**Extract provided**:
* * *

Highlights & Insights¶
- NULL embedding calibration is an extremely simple but elegant insight: Simply subtracting the CLIP embedding of empty strings significantly corrects the classifier's frequency bias at almost zero cost.
- The discovery of emergent properties is valuable: It reveals that multi-dataset training naturally endows the model with more general capabilities, an insight that could inspire other multi-task/multi-domain learning studies.
- A genuinely "plain" design: It avoids manual construction of a unified taxonomy and extra alignment modules, directly leveraging CLIP semantic space + dataset-specific heads.
- High training efficiency: Achieves higher performance on COCO with fewer epochs (36 epochs vs. 192 epochs for ScaleDet).
Limitations & Future Work¶
- The semantic space relies on the CLIP model, which may inherit biases from CLIP's training data.
- The theoretical foundation of the NULL calibration method is not fully established, lacking in-depth analysis of why the NULL embedding happens to capture frequency bias.
- The maximum scale of the current experiments is around 4M images + 2249 classes; the performance under larger scales remains unknown.
- Inference requires specifying the dataset to select the classification head, which is less flexible than a unified taxonomy.
Related Work & Insights¶
- UniDet learns a unified label space, but lacks flexibility.
- ScaleDet also uses CLIP embeddings but did not notice the frequency bias issue.
- Detic expands vocabularies using ImageNet 21K classification labels.
- The semantic calibration method proposed in this work can be extended to other scenarios that use CLIP text embeddings as classifiers (e.g., open-vocabulary detection).
Rating¶
- Novelty: ⭐⭐⭐⭐ (All three insights are novel, with NULL calibration being particularly ingenious)
- Experimental Thoroughness: ⭐⭐⭐⭐⭐ (Tested on 17 datasets, multi-architecture verification, comprehensive ablations)
- Writing Quality: ⭐⭐⭐⭐ (Clear logic, rich figures and tables)
- Value: ⭐⭐⭐⭐ (High practicality, generalizability of the method)

* * *

**Supplied records**:

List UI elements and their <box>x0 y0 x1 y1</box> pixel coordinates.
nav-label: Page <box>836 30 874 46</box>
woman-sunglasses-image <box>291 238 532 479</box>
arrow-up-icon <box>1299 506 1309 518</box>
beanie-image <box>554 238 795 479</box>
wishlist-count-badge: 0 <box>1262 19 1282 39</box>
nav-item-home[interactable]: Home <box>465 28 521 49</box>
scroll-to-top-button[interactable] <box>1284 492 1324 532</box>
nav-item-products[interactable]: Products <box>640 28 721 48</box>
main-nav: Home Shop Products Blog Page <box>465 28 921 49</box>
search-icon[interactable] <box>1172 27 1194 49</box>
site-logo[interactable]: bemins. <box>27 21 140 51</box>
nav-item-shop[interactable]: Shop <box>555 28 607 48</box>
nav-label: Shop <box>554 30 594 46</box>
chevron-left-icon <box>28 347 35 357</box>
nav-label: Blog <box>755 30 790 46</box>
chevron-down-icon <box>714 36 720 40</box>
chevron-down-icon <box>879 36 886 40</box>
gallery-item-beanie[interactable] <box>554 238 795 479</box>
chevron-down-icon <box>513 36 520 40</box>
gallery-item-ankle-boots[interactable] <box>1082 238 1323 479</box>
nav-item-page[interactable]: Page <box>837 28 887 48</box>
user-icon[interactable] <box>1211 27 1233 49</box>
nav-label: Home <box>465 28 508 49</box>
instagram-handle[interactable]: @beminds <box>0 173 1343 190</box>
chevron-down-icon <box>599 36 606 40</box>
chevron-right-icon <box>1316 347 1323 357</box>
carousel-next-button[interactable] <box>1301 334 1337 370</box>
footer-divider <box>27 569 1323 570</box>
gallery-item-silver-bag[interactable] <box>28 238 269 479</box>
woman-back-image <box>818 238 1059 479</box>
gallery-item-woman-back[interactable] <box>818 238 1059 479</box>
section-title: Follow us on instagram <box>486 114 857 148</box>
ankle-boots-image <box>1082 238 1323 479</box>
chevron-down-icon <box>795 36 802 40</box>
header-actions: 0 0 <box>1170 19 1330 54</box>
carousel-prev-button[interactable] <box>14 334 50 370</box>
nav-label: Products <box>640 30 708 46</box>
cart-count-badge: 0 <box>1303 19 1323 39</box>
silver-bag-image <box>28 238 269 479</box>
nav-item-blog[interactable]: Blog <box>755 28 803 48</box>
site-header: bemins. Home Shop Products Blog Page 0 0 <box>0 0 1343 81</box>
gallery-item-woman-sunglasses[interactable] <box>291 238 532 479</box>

* * *

Copy the stretch of the paper review from "Highlights & Insights¶" through "almost zero cost.", replacing "elegant" with "clever".

Highlights & Insights¶
- NULL embedding calibration is an extremely simple but clever insight: Simply subtracting the CLIP embedding of empty strings significantly corrects the classifier's frequency bias at almost zero cost.